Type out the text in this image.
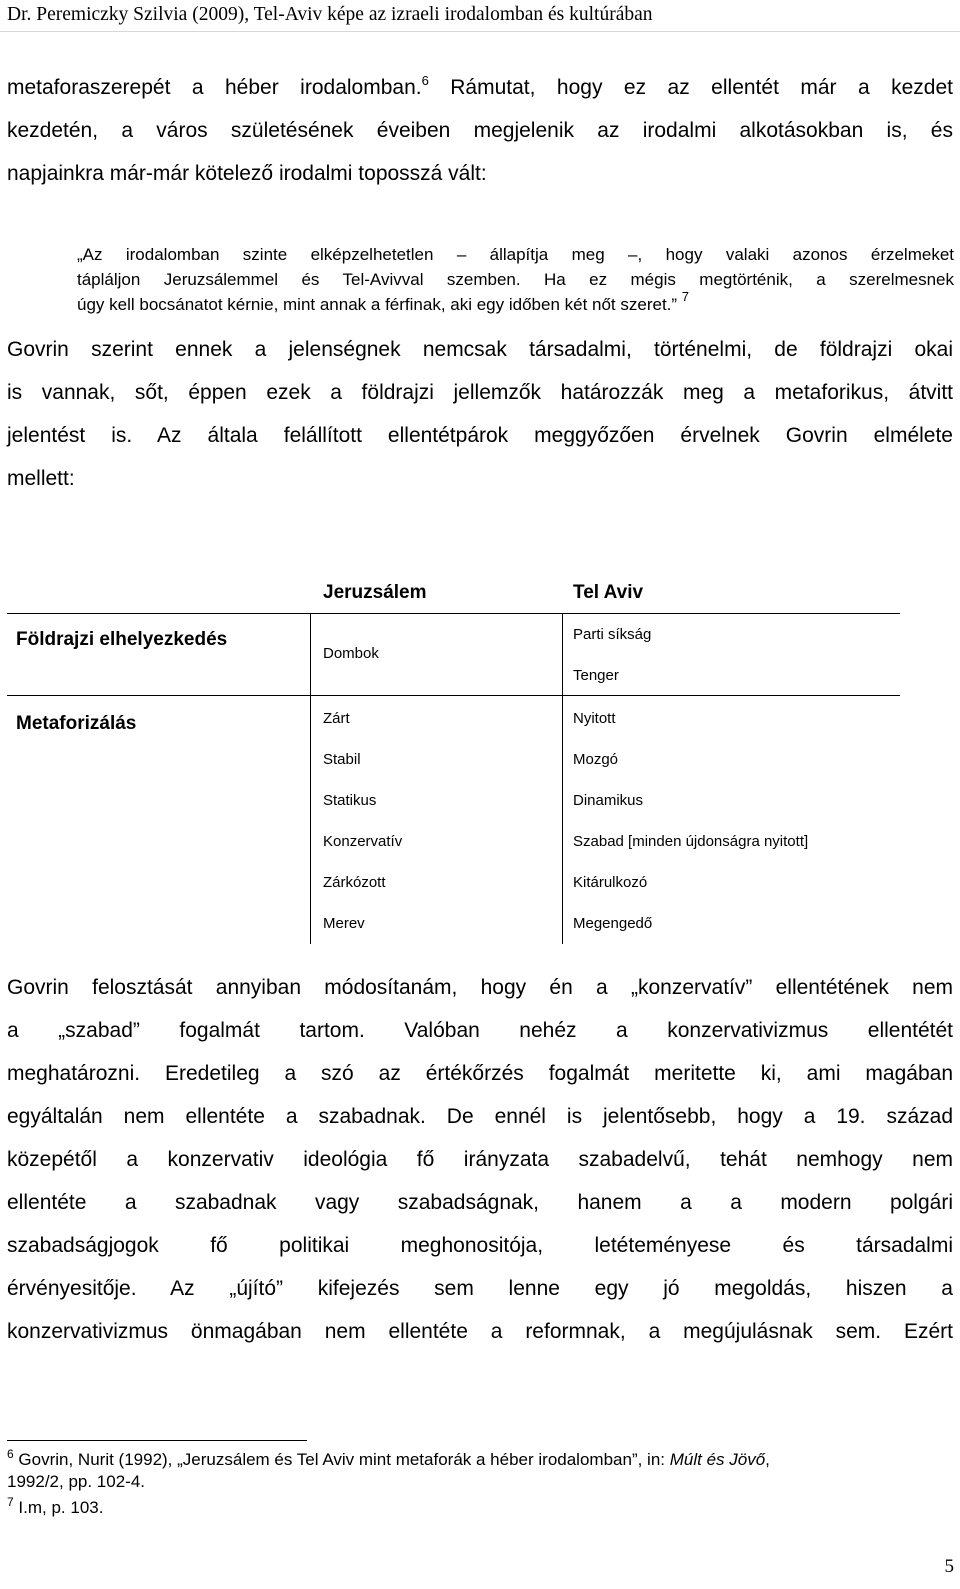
Dr. Peremiczky Szilvia (2009), Tel-Aviv képe az izraeli irodalomban és kultúrában
metaforaszerepét a héber irodalomban.$^6$ Rámutat, hogy ez az ellentét már a kezdet
kezdetén, a város születésének éveiben megjelenik az irodalmi alkotásokban is, és
napjainkra már-már kötelező irodalmi toposszá vált:
„Az irodalomban szinte elképzelhetetlen – állapítja meg –, hogy valaki azonos érzelmeket
tápláljon Jeruzsálemmel és Tel-Avivval szemben. Ha ez mégis megtörténik, a szerelmesnek
úgy kell bocsánatot kérnie, mint annak a férfinak, aki egy időben két nőt szeret.” $^7$
Govrin szerint ennek a jelenségnek nemcsak társadalmi, történelmi, de földrajzi okai
is vannak, sőt, éppen ezek a földrajzi jellemzők határozzák meg a metaforikus, átvitt
jelentést is. Az általa felállított ellentétpárok meggyőzően érvelnek Govrin elmélete
mellett:
Jeruzsálem	Tel Aviv
Földrajzi elhelyezkedés
Dombok
Parti síkság
Tenger
Metaforizálás	Zárt
Stabil
Statikus
Konzervatív
Zárkózott
Merev
Nyitott
Mozgó
Dinamikus
Szabad [minden újdonságra nyitott]
Kitárulkozó
Megengedő
Govrin felosztását annyiban módosítanám, hogy én a „konzervatív” ellentétének nem
a „szabad” fogalmát tartom. Valóban nehéz a konzervativizmus ellentétét
meghatározni. Eredetileg a szó az értékőrzés fogalmát meritette ki, ami magában
egyáltalán nem ellentéte a szabadnak. De ennél is jelentősebb, hogy a 19. század
közepétől a konzervativ ideológia fő irányzata szabadelvű, tehát nemhogy nem
ellentéte a szabadnak vagy szabadságnak, hanem a a modern polgári
szabadságjogok fő politikai meghonositója, letéteményese és társadalmi
érvényesitője. Az „újító” kifejezés sem lenne egy jó megoldás, hiszen a
konzervativizmus önmagában nem ellentéte a reformnak, a megújulásnak sem. Ezért
$^6$ Govrin, Nurit (1992), „Jeruzsálem és Tel Aviv mint metaforák a héber irodalomban”, in: Múlt és Jövő,
1992/2, pp. 102-4.
$^7$ I.m, p. 103.
5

* _TASK TO CARRY OUT_: In the listing, find every line containing the word "mint" and list it.

* _FINISHED TASK_:
úgy kell bocsánatot kérnie, mint annak a férfinak, aki egy időben két nőt szeret.” $^7$
$^6$ Govrin, Nurit (1992), „Jeruzsálem és Tel Aviv mint metaforák a héber irodalomban”, in: Múlt és Jövő,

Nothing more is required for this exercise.